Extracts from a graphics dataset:
┏━━

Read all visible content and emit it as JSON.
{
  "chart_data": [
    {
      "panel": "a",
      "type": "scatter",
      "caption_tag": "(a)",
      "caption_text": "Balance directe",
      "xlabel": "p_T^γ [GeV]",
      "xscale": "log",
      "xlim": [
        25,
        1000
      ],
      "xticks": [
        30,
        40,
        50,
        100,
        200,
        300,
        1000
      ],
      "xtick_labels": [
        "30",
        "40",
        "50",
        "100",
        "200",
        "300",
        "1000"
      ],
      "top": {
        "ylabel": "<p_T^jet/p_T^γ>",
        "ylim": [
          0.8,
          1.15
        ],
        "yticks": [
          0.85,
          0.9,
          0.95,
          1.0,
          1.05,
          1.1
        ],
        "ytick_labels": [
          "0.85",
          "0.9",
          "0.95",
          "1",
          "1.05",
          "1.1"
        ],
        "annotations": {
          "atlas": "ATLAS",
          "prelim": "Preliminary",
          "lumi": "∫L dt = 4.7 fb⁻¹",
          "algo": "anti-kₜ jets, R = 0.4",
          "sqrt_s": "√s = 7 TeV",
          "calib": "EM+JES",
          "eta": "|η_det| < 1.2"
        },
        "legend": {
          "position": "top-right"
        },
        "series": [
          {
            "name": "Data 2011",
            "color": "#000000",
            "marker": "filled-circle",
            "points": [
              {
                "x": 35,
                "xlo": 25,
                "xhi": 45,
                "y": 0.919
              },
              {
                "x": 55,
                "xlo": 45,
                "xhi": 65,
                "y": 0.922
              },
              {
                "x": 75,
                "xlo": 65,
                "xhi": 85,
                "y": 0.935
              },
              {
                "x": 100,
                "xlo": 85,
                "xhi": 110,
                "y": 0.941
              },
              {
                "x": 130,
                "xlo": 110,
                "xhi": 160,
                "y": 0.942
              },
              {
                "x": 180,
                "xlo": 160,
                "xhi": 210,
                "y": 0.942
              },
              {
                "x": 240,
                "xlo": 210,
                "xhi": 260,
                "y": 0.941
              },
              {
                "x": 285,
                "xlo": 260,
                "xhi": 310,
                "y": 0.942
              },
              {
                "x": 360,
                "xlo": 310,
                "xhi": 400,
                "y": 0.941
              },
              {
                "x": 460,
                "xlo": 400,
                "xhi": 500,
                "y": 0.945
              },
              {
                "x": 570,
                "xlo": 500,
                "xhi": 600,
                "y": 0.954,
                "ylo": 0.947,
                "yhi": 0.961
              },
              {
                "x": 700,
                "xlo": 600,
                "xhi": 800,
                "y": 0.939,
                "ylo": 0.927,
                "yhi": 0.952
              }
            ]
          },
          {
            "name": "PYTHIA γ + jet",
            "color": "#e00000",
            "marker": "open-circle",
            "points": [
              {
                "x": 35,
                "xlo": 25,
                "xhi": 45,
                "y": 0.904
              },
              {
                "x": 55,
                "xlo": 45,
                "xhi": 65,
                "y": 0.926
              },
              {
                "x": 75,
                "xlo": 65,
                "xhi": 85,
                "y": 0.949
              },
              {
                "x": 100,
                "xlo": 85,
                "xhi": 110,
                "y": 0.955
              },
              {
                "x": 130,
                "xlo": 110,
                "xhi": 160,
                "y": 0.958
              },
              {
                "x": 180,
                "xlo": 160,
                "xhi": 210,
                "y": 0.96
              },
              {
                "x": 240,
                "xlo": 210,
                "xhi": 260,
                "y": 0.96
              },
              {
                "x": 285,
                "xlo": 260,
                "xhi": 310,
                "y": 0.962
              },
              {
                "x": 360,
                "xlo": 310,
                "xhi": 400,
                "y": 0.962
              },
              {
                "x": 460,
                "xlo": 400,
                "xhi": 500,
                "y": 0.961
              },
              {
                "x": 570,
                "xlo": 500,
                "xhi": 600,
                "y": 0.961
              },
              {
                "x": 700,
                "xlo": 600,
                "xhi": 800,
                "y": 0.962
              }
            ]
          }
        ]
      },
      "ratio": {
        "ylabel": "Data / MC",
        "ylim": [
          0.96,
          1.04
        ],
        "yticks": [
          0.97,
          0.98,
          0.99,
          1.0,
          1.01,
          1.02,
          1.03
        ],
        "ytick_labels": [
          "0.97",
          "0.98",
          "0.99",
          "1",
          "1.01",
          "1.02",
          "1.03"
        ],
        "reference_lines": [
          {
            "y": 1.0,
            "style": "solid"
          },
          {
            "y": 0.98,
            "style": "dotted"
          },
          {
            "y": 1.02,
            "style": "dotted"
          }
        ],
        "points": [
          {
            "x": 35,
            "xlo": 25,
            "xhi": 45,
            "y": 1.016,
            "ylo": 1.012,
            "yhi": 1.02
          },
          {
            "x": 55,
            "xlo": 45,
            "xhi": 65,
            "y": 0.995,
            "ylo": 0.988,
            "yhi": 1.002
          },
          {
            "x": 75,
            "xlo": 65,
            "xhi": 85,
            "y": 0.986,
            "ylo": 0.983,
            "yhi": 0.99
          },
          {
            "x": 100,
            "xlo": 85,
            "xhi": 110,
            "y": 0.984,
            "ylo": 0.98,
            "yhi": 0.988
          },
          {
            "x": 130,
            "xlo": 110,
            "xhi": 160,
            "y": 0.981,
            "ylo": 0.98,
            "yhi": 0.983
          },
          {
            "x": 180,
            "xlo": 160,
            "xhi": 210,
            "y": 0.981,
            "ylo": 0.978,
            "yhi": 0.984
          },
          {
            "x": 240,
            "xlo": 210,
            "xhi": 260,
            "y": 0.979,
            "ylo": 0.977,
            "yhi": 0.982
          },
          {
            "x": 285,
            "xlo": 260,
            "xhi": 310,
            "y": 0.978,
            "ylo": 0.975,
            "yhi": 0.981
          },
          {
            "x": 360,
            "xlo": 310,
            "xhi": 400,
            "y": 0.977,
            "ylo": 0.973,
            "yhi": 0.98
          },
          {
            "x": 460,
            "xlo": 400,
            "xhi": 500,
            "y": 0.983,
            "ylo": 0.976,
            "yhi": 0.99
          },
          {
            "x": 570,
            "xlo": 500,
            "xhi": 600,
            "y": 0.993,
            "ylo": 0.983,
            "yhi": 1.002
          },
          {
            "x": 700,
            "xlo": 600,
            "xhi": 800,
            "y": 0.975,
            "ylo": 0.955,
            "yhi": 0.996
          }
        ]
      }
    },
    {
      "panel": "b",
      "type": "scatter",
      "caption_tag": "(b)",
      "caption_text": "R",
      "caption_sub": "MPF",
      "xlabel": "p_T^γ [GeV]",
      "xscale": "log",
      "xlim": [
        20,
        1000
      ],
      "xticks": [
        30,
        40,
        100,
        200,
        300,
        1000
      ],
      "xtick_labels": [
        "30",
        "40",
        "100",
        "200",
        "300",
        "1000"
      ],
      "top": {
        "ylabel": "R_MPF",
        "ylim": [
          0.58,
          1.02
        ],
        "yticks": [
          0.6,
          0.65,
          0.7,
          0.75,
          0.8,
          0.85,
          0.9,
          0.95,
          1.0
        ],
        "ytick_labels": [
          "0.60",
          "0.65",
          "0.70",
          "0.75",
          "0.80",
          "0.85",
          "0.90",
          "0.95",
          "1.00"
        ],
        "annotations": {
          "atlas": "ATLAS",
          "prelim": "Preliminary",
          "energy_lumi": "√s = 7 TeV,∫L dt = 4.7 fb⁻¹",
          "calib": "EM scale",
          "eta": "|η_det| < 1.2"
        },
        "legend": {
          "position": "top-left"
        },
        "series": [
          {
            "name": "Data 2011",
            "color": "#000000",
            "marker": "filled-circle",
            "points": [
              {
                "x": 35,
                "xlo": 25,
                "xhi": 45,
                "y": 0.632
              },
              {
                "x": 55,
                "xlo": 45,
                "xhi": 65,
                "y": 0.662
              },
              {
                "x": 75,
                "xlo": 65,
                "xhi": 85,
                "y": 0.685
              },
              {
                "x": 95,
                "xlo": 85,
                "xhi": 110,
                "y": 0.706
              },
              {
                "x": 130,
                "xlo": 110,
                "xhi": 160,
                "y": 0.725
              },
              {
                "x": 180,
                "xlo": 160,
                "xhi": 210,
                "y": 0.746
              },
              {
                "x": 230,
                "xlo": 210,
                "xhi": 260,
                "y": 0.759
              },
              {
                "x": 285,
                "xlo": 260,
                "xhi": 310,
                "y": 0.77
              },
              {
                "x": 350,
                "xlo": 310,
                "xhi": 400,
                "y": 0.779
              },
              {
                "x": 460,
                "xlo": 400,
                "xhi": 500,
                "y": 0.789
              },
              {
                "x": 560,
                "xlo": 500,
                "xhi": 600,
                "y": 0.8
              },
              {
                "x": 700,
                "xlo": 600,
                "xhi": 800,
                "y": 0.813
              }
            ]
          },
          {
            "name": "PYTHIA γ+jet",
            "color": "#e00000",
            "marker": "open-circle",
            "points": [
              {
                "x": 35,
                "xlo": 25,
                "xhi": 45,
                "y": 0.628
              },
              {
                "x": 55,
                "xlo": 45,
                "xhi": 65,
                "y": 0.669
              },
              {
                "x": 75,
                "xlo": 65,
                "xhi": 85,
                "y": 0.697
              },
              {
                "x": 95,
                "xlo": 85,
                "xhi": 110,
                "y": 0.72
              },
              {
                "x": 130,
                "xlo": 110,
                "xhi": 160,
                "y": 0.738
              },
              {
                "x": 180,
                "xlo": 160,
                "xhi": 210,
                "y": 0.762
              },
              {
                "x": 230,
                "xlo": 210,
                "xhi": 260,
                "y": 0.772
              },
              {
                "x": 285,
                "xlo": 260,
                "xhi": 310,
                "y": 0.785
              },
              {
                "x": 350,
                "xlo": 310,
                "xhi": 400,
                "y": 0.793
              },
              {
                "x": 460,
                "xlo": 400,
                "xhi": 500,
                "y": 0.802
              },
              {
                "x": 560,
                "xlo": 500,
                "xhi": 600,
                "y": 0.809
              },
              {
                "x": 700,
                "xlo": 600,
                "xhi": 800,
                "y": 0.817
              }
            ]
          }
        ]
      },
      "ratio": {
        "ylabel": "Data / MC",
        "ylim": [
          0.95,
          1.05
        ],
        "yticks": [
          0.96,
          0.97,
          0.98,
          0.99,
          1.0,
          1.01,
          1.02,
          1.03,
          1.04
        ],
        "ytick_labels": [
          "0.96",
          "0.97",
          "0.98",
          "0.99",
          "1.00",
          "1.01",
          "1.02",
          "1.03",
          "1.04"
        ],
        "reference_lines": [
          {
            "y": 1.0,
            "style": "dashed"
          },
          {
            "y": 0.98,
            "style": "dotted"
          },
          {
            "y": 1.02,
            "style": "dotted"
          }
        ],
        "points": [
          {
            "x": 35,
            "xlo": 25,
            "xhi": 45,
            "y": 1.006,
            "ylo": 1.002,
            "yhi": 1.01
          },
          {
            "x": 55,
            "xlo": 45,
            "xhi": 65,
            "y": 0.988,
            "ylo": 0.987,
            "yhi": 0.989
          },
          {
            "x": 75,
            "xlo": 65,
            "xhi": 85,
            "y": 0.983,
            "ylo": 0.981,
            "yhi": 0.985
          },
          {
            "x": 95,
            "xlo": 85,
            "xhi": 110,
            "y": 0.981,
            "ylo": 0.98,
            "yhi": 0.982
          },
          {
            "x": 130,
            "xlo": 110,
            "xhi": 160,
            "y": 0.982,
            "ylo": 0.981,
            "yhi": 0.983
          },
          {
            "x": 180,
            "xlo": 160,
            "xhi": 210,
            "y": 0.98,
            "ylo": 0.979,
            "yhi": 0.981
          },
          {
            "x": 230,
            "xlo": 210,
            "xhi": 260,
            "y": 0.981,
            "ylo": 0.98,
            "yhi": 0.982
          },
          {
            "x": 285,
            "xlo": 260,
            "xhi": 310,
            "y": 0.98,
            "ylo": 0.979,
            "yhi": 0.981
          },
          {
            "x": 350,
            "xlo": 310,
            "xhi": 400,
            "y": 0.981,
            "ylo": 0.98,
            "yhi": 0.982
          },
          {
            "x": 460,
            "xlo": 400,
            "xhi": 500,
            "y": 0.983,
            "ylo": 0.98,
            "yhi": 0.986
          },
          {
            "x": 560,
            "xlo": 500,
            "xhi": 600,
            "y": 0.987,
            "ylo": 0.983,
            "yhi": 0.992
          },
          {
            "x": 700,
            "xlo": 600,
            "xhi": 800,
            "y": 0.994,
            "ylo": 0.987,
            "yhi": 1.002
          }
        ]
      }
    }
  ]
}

┗━━

• _DIRECTION_: Across the entries above, how many lines contain "ylabel"? Provide only the count.

• _CORRECT OUTPUT_: 4